BEGIN Working data
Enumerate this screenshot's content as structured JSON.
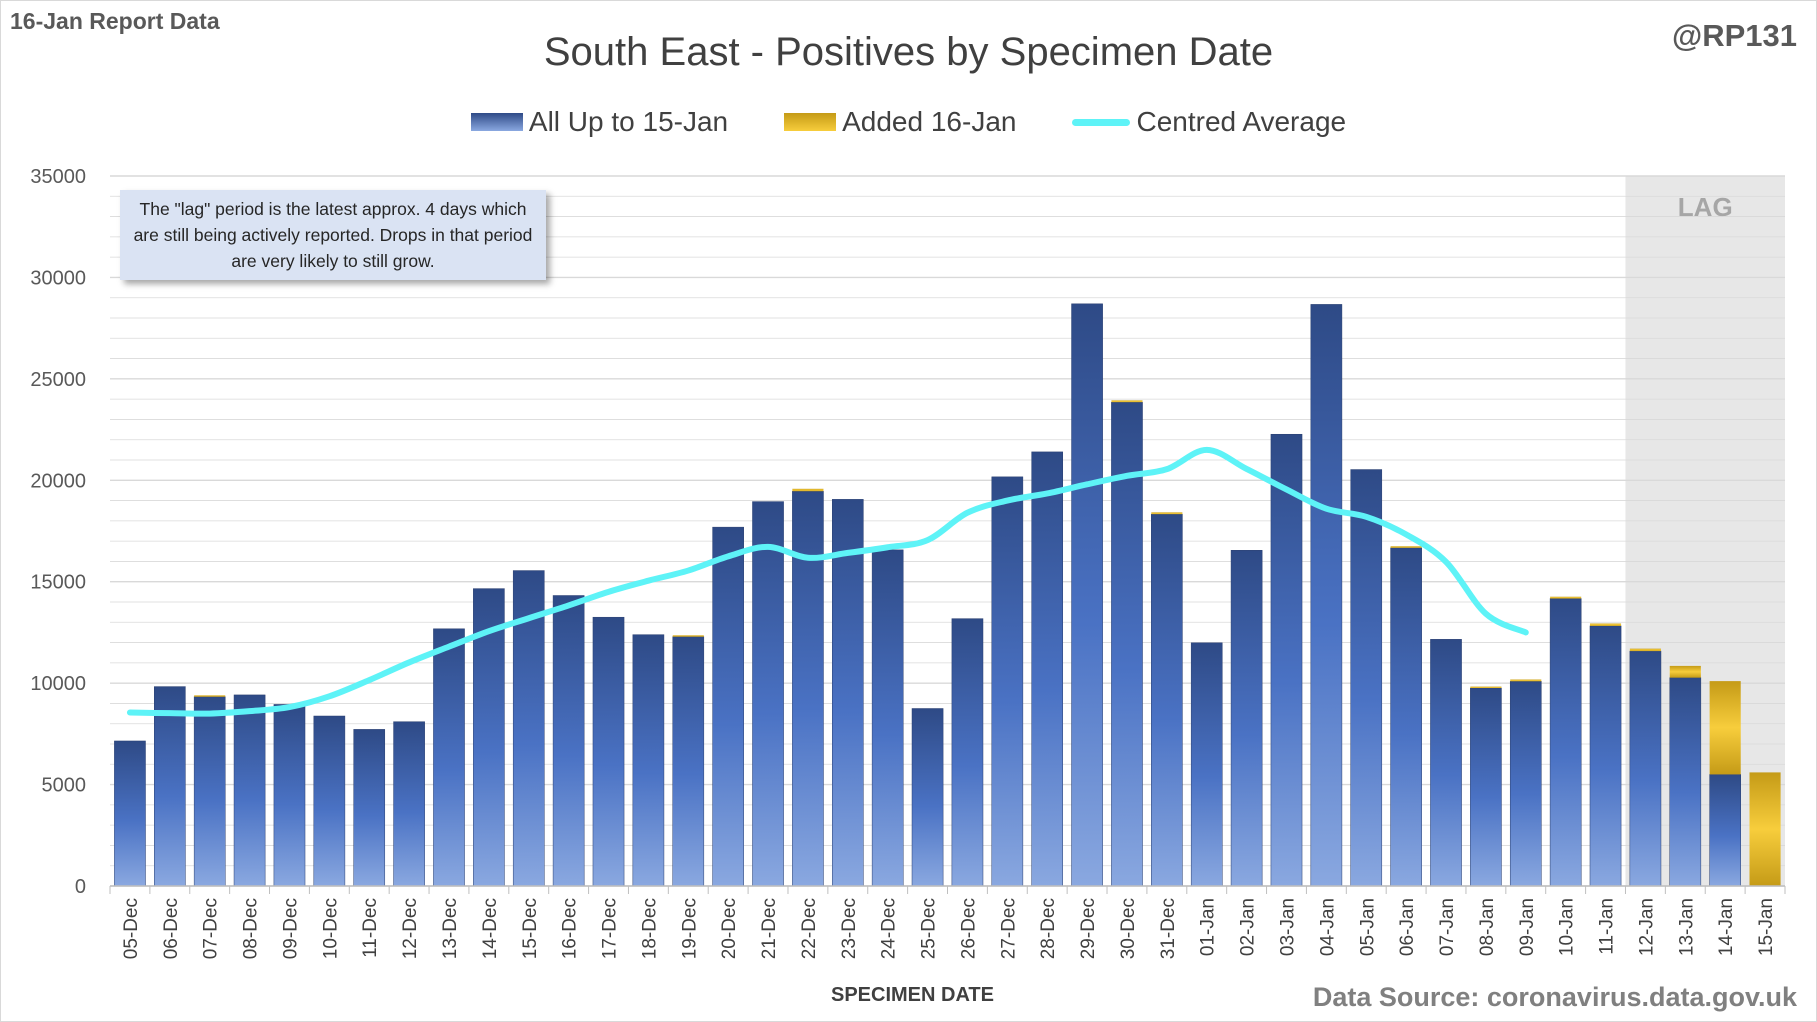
{
  "header": {
    "report_label": "16-Jan Report Data",
    "author_handle": "@RP131"
  },
  "note": {
    "text": "The \"lag\" period is the latest approx. 4 days which are still being actively reported.  Drops in that period are very likely to still grow."
  },
  "footer": {
    "data_source": "Data Source: coronavirus.data.gov.uk"
  },
  "colors": {
    "blue_top": "#2e4a86",
    "blue_mid": "#4a72c4",
    "blue_bottom": "#8aa8e0",
    "gold_top": "#c59b17",
    "gold_bottom": "#f7cd3c",
    "average_line": "#5ef3f7",
    "lag_shade": "#e7e7e7",
    "grid": "#d9d9d9"
  },
  "chart_data": {
    "type": "bar",
    "stacked": true,
    "title": "South East - Positives by Specimen Date",
    "xlabel": "SPECIMEN DATE",
    "ylabel": "",
    "ylim": [
      0,
      35000
    ],
    "yticks": [
      0,
      5000,
      10000,
      15000,
      20000,
      25000,
      30000,
      35000
    ],
    "grid": true,
    "legend_position": "top",
    "categories": [
      "05-Dec",
      "06-Dec",
      "07-Dec",
      "08-Dec",
      "09-Dec",
      "10-Dec",
      "11-Dec",
      "12-Dec",
      "13-Dec",
      "14-Dec",
      "15-Dec",
      "16-Dec",
      "17-Dec",
      "18-Dec",
      "19-Dec",
      "20-Dec",
      "21-Dec",
      "22-Dec",
      "23-Dec",
      "24-Dec",
      "25-Dec",
      "26-Dec",
      "27-Dec",
      "28-Dec",
      "29-Dec",
      "30-Dec",
      "31-Dec",
      "01-Jan",
      "02-Jan",
      "03-Jan",
      "04-Jan",
      "05-Jan",
      "06-Jan",
      "07-Jan",
      "08-Jan",
      "09-Jan",
      "10-Jan",
      "11-Jan",
      "12-Jan",
      "13-Jan",
      "14-Jan",
      "15-Jan"
    ],
    "series": [
      {
        "name": "All Up to 15-Jan",
        "kind": "bar",
        "values": [
          7150,
          9830,
          9330,
          9420,
          8950,
          8380,
          7720,
          8100,
          12680,
          14660,
          15550,
          14320,
          13250,
          12390,
          12290,
          17690,
          18950,
          19460,
          19060,
          16570,
          8750,
          13180,
          20170,
          21400,
          28700,
          23850,
          18330,
          11990,
          16550,
          22270,
          28670,
          20530,
          16670,
          12160,
          9760,
          10090,
          14170,
          12820,
          11580,
          10270,
          5500,
          0
        ]
      },
      {
        "name": "Added 16-Jan",
        "kind": "bar",
        "values": [
          0,
          0,
          70,
          0,
          0,
          0,
          0,
          0,
          0,
          0,
          0,
          0,
          0,
          0,
          70,
          0,
          0,
          120,
          0,
          0,
          0,
          0,
          0,
          0,
          0,
          90,
          90,
          0,
          0,
          0,
          0,
          0,
          80,
          0,
          70,
          90,
          90,
          120,
          120,
          580,
          4600,
          5600
        ]
      },
      {
        "name": "Centred Average",
        "kind": "line",
        "values": [
          8550,
          8520,
          8500,
          8620,
          8820,
          9350,
          10150,
          11020,
          11800,
          12560,
          13200,
          13830,
          14500,
          15050,
          15550,
          16250,
          16720,
          16180,
          16420,
          16700,
          17050,
          18400,
          19000,
          19350,
          19800,
          20220,
          20550,
          21500,
          20560,
          19550,
          18600,
          18200,
          17330,
          15980,
          13420,
          12500,
          null,
          null,
          null,
          null,
          null,
          null
        ]
      }
    ],
    "annotations": [
      {
        "text": "LAG",
        "from": "12-Jan",
        "to": "15-Jan"
      }
    ]
  }
}
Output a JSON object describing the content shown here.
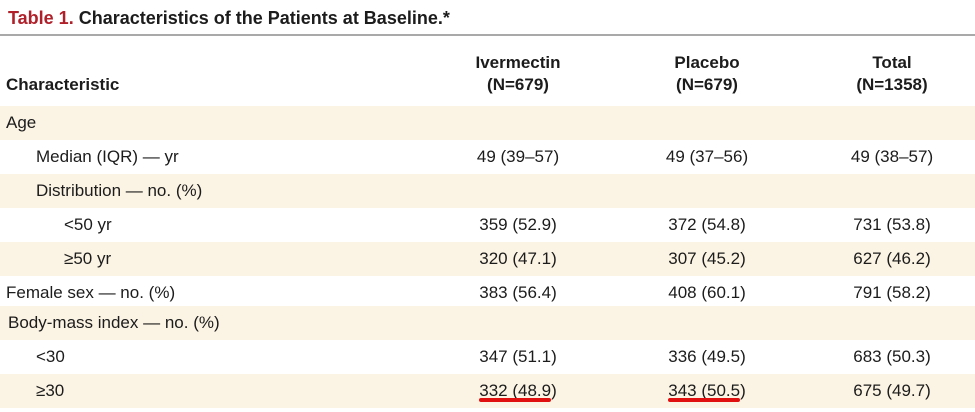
{
  "title": {
    "number": "Table 1.",
    "text": "Characteristics of the Patients at Baseline.*"
  },
  "header": {
    "characteristic": "Characteristic",
    "columns": [
      {
        "name": "Ivermectin",
        "n": "(N=679)"
      },
      {
        "name": "Placebo",
        "n": "(N=679)"
      },
      {
        "name": "Total",
        "n": "(N=1358)"
      }
    ]
  },
  "rows": [
    {
      "label": "Age",
      "values": [
        "",
        "",
        ""
      ]
    },
    {
      "label": "Median (IQR) — yr",
      "values": [
        "49 (39–57)",
        "49 (37–56)",
        "49 (38–57)"
      ]
    },
    {
      "label": "Distribution — no. (%)",
      "values": [
        "",
        "",
        ""
      ]
    },
    {
      "label": "<50 yr",
      "values": [
        "359 (52.9)",
        "372 (54.8)",
        "731 (53.8)"
      ]
    },
    {
      "label": "≥50 yr",
      "values": [
        "320 (47.1)",
        "307 (45.2)",
        "627 (46.2)"
      ]
    },
    {
      "label": "Female sex — no. (%)",
      "values": [
        "383 (56.4)",
        "408 (60.1)",
        "791 (58.2)"
      ]
    },
    {
      "label": "Body-mass index — no. (%)",
      "values": [
        "",
        "",
        ""
      ]
    },
    {
      "label": "<30",
      "values": [
        "347 (51.1)",
        "336 (49.5)",
        "683 (50.3)"
      ]
    },
    {
      "label": "≥30",
      "values": [
        "332 (48.9)",
        "343 (50.5)",
        "675 (49.7)"
      ]
    }
  ],
  "colors": {
    "title_number": "#b0202a",
    "row_shade": "#fbf3e3",
    "annotation_underline": "#e01010"
  }
}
END Working data
- Instructions to follow
Would you show each line of the listing above that has the string "content"?

- The answer
Enumerate this screenshot's content as structured JSON.
Output a JSON object describing the content shown here.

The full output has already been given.